Exercise data -
━━━━━━━━━━━━━━━━━━━━━━━━━━━━━━

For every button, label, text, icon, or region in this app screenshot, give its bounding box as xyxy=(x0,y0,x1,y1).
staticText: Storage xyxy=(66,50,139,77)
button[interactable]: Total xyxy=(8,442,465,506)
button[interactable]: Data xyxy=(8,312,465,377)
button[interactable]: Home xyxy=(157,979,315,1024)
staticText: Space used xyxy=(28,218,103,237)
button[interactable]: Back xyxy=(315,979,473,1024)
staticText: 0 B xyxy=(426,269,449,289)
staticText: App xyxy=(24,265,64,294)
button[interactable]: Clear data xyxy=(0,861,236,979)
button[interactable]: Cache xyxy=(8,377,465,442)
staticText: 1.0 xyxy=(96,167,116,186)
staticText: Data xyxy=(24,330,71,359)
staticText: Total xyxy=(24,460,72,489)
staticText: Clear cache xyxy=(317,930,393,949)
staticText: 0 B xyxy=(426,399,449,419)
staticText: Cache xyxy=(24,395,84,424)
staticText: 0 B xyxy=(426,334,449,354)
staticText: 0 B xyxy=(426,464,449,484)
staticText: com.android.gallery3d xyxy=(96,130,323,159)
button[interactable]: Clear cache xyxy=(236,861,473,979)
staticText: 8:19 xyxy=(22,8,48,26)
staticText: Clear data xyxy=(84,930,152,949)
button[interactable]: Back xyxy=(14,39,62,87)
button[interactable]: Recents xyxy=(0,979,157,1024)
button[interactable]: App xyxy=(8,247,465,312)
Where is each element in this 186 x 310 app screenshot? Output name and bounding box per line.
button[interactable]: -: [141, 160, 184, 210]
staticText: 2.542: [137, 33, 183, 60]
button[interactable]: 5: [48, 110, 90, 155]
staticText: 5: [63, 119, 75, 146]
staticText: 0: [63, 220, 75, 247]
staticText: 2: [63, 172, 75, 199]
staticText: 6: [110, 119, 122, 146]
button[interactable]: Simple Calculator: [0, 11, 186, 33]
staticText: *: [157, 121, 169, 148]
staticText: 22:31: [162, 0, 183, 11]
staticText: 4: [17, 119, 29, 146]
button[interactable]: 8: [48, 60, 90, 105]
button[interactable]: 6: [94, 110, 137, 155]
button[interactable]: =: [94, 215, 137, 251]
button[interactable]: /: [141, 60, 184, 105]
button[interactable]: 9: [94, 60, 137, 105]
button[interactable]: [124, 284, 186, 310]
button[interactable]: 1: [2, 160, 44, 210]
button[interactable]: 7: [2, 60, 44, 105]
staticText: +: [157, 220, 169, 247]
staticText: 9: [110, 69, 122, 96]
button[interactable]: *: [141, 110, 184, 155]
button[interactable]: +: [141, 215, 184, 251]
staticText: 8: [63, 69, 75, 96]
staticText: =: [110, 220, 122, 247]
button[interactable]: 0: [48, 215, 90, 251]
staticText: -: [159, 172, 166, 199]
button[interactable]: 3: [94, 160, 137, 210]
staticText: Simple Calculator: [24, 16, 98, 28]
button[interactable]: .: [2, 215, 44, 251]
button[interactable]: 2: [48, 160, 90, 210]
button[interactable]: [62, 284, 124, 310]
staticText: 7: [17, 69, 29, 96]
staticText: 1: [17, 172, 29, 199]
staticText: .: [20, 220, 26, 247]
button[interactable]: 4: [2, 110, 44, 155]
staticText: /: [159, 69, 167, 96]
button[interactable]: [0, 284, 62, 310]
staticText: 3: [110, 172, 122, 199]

━━━━━━━━━━━━━━━━━━━━━━━━━━━━━━

Reproduce the data verbatim, starting at its first line and ending at the line that contains "Where is each", with both of those lines included.

Exercise solution -
For every button, label, text, icon, or region in this app screenshot, give its bounding box as xyxy=(x0,y0,x1,y1).
staticText: Storage xyxy=(66,50,139,77)
button[interactable]: Total xyxy=(8,442,465,506)
button[interactable]: Data xyxy=(8,312,465,377)
button[interactable]: Home xyxy=(157,979,315,1024)
staticText: Space used xyxy=(28,218,103,237)
button[interactable]: Back xyxy=(315,979,473,1024)
staticText: 0 B xyxy=(426,269,449,289)
staticText: App xyxy=(24,265,64,294)
button[interactable]: Clear data xyxy=(0,861,236,979)
button[interactable]: Cache xyxy=(8,377,465,442)
staticText: 1.0 xyxy=(96,167,116,186)
staticText: Data xyxy=(24,330,71,359)
staticText: Total xyxy=(24,460,72,489)
staticText: Clear cache xyxy=(317,930,393,949)
staticText: 0 B xyxy=(426,399,449,419)
staticText: Cache xyxy=(24,395,84,424)
staticText: 0 B xyxy=(426,334,449,354)
staticText: 0 B xyxy=(426,464,449,484)
staticText: com.android.gallery3d xyxy=(96,130,323,159)
button[interactable]: Clear cache xyxy=(236,861,473,979)
staticText: 8:19 xyxy=(22,8,48,26)
staticText: Clear data xyxy=(84,930,152,949)
button[interactable]: Back xyxy=(14,39,62,87)
button[interactable]: Recents xyxy=(0,979,157,1024)
button[interactable]: App xyxy=(8,247,465,312)
Where is each element in this 186 x 310 app screenshot? Output name and bounding box per line.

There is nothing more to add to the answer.